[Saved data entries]
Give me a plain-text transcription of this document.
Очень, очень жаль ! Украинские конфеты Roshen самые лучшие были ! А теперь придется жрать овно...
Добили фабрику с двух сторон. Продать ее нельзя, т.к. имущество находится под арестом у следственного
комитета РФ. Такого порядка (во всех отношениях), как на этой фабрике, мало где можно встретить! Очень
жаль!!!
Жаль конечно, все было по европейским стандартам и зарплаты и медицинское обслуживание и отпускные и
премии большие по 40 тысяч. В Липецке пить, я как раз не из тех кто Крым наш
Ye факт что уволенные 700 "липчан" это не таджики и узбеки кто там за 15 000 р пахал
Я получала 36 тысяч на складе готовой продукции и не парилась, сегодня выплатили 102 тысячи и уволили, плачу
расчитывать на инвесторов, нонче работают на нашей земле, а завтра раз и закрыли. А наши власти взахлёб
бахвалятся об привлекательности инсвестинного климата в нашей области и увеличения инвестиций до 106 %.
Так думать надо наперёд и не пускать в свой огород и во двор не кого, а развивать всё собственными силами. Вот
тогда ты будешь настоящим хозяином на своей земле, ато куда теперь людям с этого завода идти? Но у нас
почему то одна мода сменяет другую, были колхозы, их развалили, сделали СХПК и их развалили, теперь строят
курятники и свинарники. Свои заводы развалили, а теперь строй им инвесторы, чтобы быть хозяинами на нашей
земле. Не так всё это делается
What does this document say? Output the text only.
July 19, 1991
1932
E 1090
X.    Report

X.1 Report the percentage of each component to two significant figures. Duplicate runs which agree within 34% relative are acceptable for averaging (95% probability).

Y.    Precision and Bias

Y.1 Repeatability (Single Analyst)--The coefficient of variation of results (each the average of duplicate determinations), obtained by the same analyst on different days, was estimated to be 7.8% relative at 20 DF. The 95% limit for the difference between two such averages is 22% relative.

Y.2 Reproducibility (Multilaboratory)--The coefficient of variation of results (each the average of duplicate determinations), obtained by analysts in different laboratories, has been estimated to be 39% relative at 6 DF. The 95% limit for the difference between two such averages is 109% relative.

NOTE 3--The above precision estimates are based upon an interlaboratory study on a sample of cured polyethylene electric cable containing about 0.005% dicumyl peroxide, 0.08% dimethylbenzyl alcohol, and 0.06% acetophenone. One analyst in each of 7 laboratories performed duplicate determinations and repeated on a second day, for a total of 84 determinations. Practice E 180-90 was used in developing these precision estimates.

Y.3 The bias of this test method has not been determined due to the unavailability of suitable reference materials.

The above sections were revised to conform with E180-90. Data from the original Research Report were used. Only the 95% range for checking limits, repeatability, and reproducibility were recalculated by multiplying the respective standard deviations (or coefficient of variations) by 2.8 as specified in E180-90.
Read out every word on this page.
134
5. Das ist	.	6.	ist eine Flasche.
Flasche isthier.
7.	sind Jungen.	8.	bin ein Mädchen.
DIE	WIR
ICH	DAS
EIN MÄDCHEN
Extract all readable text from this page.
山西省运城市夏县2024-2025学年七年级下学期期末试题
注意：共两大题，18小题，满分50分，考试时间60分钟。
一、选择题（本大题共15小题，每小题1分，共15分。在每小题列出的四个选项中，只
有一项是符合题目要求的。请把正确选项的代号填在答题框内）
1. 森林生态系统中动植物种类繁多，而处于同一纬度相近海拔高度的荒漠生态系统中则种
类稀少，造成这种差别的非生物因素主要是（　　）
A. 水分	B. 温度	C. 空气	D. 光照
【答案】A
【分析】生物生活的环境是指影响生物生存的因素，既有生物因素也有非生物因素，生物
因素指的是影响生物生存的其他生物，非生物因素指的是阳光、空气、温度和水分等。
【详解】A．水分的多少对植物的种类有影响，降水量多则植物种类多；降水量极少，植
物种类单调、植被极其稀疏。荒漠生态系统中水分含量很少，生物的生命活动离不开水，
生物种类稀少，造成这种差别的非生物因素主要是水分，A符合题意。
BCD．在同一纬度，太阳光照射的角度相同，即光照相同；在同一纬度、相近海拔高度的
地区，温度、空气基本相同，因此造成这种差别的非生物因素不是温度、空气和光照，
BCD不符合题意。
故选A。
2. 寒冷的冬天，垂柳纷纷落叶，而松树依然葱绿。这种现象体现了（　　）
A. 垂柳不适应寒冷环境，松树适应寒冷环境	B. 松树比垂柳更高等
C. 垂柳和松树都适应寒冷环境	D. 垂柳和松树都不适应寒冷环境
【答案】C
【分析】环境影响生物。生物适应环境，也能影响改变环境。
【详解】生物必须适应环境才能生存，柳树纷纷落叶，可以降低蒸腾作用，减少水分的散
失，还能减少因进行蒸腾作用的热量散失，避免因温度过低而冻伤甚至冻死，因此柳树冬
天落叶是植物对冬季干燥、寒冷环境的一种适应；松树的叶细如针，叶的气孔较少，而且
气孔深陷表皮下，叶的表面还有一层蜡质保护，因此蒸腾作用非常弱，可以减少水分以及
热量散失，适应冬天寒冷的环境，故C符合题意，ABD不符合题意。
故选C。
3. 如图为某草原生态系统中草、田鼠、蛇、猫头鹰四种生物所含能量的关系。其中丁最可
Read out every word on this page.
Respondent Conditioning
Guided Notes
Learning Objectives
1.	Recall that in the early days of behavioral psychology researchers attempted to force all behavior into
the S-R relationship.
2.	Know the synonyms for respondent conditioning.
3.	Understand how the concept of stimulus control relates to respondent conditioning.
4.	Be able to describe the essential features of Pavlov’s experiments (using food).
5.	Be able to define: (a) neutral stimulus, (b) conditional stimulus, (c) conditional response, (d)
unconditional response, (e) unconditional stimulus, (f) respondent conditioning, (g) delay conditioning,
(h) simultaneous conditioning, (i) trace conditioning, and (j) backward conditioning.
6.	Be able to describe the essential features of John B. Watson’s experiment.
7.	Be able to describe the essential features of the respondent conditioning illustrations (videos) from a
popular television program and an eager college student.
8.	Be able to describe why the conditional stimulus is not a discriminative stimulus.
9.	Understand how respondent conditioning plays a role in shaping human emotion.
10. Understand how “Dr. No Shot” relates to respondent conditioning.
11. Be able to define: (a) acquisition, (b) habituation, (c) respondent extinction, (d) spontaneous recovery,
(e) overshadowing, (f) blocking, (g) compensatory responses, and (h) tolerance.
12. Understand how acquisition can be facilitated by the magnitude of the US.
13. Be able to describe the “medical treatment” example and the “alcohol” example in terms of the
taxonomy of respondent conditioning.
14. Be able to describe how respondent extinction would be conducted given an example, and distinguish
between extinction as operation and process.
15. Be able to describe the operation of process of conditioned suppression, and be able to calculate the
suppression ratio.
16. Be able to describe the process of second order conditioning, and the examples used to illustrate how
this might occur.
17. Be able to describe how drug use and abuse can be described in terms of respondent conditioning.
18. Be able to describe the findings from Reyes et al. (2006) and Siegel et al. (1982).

-- Requirement --
Print the whole listing again, exactly.

-- Solution to this task --
Give me a plain-text transcription of this document.
Очень, очень жаль ! Украинские конфеты Roshen самые лучшие были ! А теперь придется жрать овно...
Добили фабрику с двух сторон. Продать ее нельзя, т.к. имущество находится под арестом у следственного
комитета РФ. Такого порядка (во всех отношениях), как на этой фабрике, мало где можно встретить! Очень
жаль!!!
Жаль конечно, все было по европейским стандартам и зарплаты и медицинское обслуживание и отпускные и
премии большие по 40 тысяч. В Липецке пить, я как раз не из тех кто Крым наш
Ye факт что уволенные 700 "липчан" это не таджики и узбеки кто там за 15 000 р пахал
Я получала 36 тысяч на складе готовой продукции и не парилась, сегодня выплатили 102 тысячи и уволили, плачу
расчитывать на инвесторов, нонче работают на нашей земле, а завтра раз и закрыли. А наши власти взахлёб
бахвалятся об привлекательности инсвестинного климата в нашей области и увеличения инвестиций до 106 %.
Так думать надо наперёд и не пускать в свой огород и во двор не кого, а развивать всё собственными силами. Вот
тогда ты будешь настоящим хозяином на своей земле, ато куда теперь людям с этого завода идти? Но у нас
почему то одна мода сменяет другую, были колхозы, их развалили, сделали СХПК и их развалили, теперь строят
курятники и свинарники. Свои заводы развалили, а теперь строй им инвесторы, чтобы быть хозяинами на нашей
земле. Не так всё это делается
What does this document say? Output the text only.
July 19, 1991
1932
E 1090
X.    Report

X.1 Report the percentage of each component to two significant figures. Duplicate runs which agree within 34% relative are acceptable for averaging (95% probability).

Y.    Precision and Bias

Y.1 Repeatability (Single Analyst)--The coefficient of variation of results (each the average of duplicate determinations), obtained by the same analyst on different days, was estimated to be 7.8% relative at 20 DF. The 95% limit for the difference between two such averages is 22% relative.

Y.2 Reproducibility (Multilaboratory)--The coefficient of variation of results (each the average of duplicate determinations), obtained by analysts in different laboratories, has been estimated to be 39% relative at 6 DF. The 95% limit for the difference between two such averages is 109% relative.

NOTE 3--The above precision estimates are based upon an interlaboratory study on a sample of cured polyethylene electric cable containing about 0.005% dicumyl peroxide, 0.08% dimethylbenzyl alcohol, and 0.06% acetophenone. One analyst in each of 7 laboratories performed duplicate determinations and repeated on a second day, for a total of 84 determinations. Practice E 180-90 was used in developing these precision estimates.

Y.3 The bias of this test method has not been determined due to the unavailability of suitable reference materials.

The above sections were revised to conform with E180-90. Data from the original Research Report were used. Only the 95% range for checking limits, repeatability, and reproducibility were recalculated by multiplying the respective standard deviations (or coefficient of variations) by 2.8 as specified in E180-90.
Read out every word on this page.
134
5. Das ist	.	6.	ist eine Flasche.
Flasche isthier.
7.	sind Jungen.	8.	bin ein Mädchen.
DIE	WIR
ICH	DAS
EIN MÄDCHEN
Extract all readable text from this page.
山西省运城市夏县2024-2025学年七年级下学期期末试题
注意：共两大题，18小题，满分50分，考试时间60分钟。
一、选择题（本大题共15小题，每小题1分，共15分。在每小题列出的四个选项中，只
有一项是符合题目要求的。请把正确选项的代号填在答题框内）
1. 森林生态系统中动植物种类繁多，而处于同一纬度相近海拔高度的荒漠生态系统中则种
类稀少，造成这种差别的非生物因素主要是（　　）
A. 水分	B. 温度	C. 空气	D. 光照
【答案】A
【分析】生物生活的环境是指影响生物生存的因素，既有生物因素也有非生物因素，生物
因素指的是影响生物生存的其他生物，非生物因素指的是阳光、空气、温度和水分等。
【详解】A．水分的多少对植物的种类有影响，降水量多则植物种类多；降水量极少，植
物种类单调、植被极其稀疏。荒漠生态系统中水分含量很少，生物的生命活动离不开水，
生物种类稀少，造成这种差别的非生物因素主要是水分，A符合题意。
BCD．在同一纬度，太阳光照射的角度相同，即光照相同；在同一纬度、相近海拔高度的
地区，温度、空气基本相同，因此造成这种差别的非生物因素不是温度、空气和光照，
BCD不符合题意。
故选A。
2. 寒冷的冬天，垂柳纷纷落叶，而松树依然葱绿。这种现象体现了（　　）
A. 垂柳不适应寒冷环境，松树适应寒冷环境	B. 松树比垂柳更高等
C. 垂柳和松树都适应寒冷环境	D. 垂柳和松树都不适应寒冷环境
【答案】C
【分析】环境影响生物。生物适应环境，也能影响改变环境。
【详解】生物必须适应环境才能生存，柳树纷纷落叶，可以降低蒸腾作用，减少水分的散
失，还能减少因进行蒸腾作用的热量散失，避免因温度过低而冻伤甚至冻死，因此柳树冬
天落叶是植物对冬季干燥、寒冷环境的一种适应；松树的叶细如针，叶的气孔较少，而且
气孔深陷表皮下，叶的表面还有一层蜡质保护，因此蒸腾作用非常弱，可以减少水分以及
热量散失，适应冬天寒冷的环境，故C符合题意，ABD不符合题意。
故选C。
3. 如图为某草原生态系统中草、田鼠、蛇、猫头鹰四种生物所含能量的关系。其中丁最可
Read out every word on this page.
Respondent Conditioning
Guided Notes
Learning Objectives
1.	Recall that in the early days of behavioral psychology researchers attempted to force all behavior into
the S-R relationship.
2.	Know the synonyms for respondent conditioning.
3.	Understand how the concept of stimulus control relates to respondent conditioning.
4.	Be able to describe the essential features of Pavlov’s experiments (using food).
5.	Be able to define: (a) neutral stimulus, (b) conditional stimulus, (c) conditional response, (d)
unconditional response, (e) unconditional stimulus, (f) respondent conditioning, (g) delay conditioning,
(h) simultaneous conditioning, (i) trace conditioning, and (j) backward conditioning.
6.	Be able to describe the essential features of John B. Watson’s experiment.
7.	Be able to describe the essential features of the respondent conditioning illustrations (videos) from a
popular television program and an eager college student.
8.	Be able to describe why the conditional stimulus is not a discriminative stimulus.
9.	Understand how respondent conditioning plays a role in shaping human emotion.
10. Understand how “Dr. No Shot” relates to respondent conditioning.
11. Be able to define: (a) acquisition, (b) habituation, (c) respondent extinction, (d) spontaneous recovery,
(e) overshadowing, (f) blocking, (g) compensatory responses, and (h) tolerance.
12. Understand how acquisition can be facilitated by the magnitude of the US.
13. Be able to describe the “medical treatment” example and the “alcohol” example in terms of the
taxonomy of respondent conditioning.
14. Be able to describe how respondent extinction would be conducted given an example, and distinguish
between extinction as operation and process.
15. Be able to describe the operation of process of conditioned suppression, and be able to calculate the
suppression ratio.
16. Be able to describe the process of second order conditioning, and the examples used to illustrate how
this might occur.
17. Be able to describe how drug use and abuse can be described in terms of respondent conditioning.
18. Be able to describe the findings from Reyes et al. (2006) and Siegel et al. (1982).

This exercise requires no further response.